Exercise description: Without the pictures, set down the records below word for word.

[Data records]
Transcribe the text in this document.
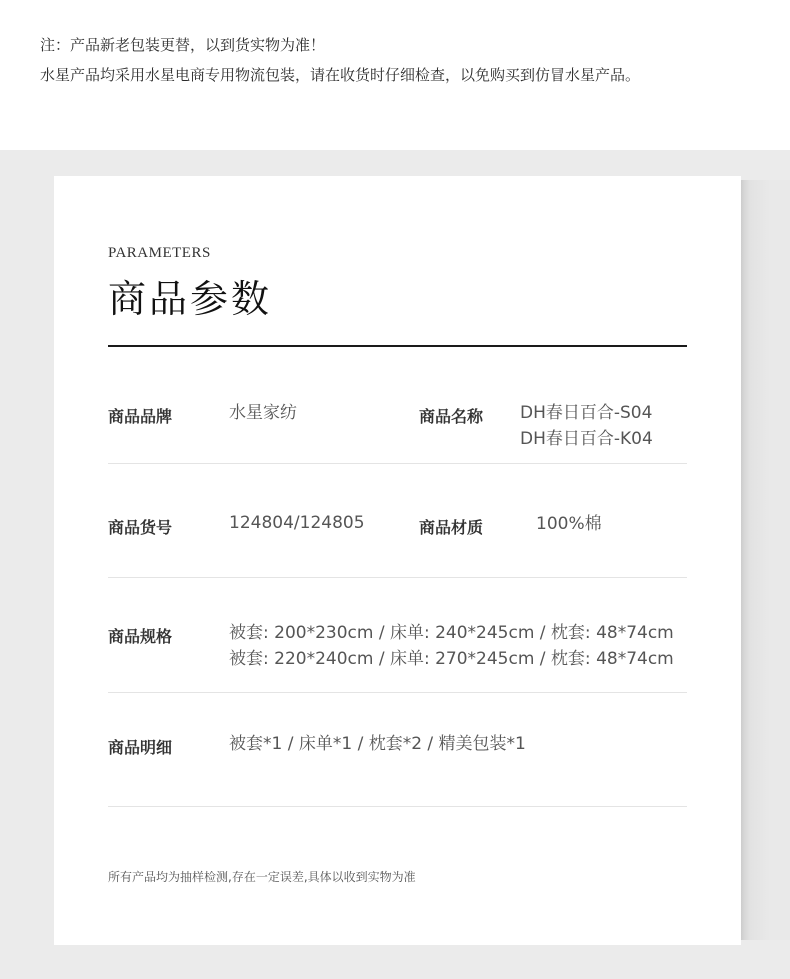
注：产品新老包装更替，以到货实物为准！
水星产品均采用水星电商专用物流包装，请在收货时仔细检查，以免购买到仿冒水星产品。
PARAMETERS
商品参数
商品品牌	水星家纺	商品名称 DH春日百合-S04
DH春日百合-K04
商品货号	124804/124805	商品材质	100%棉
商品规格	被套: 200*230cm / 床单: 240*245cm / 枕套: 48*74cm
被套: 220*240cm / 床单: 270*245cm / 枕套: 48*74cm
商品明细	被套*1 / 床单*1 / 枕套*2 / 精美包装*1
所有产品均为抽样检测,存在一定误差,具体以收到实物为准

Problem solution:
Transcribe the text in this document.
注：产品新老包装更替，以到货实物为准！
水星产品均采用水星电商专用物流包装，请在收货时仔细检查，以免购买到仿冒水星产品。
PARAMETERS
商品参数
商品品牌	水星家纺	商品名称 DH春日百合-S04
DH春日百合-K04
商品货号	124804/124805	商品材质	100%棉
商品规格	被套: 200*230cm / 床单: 240*245cm / 枕套: 48*74cm
被套: 220*240cm / 床单: 270*245cm / 枕套: 48*74cm
商品明细	被套*1 / 床单*1 / 枕套*2 / 精美包装*1
所有产品均为抽样检测,存在一定误差,具体以收到实物为准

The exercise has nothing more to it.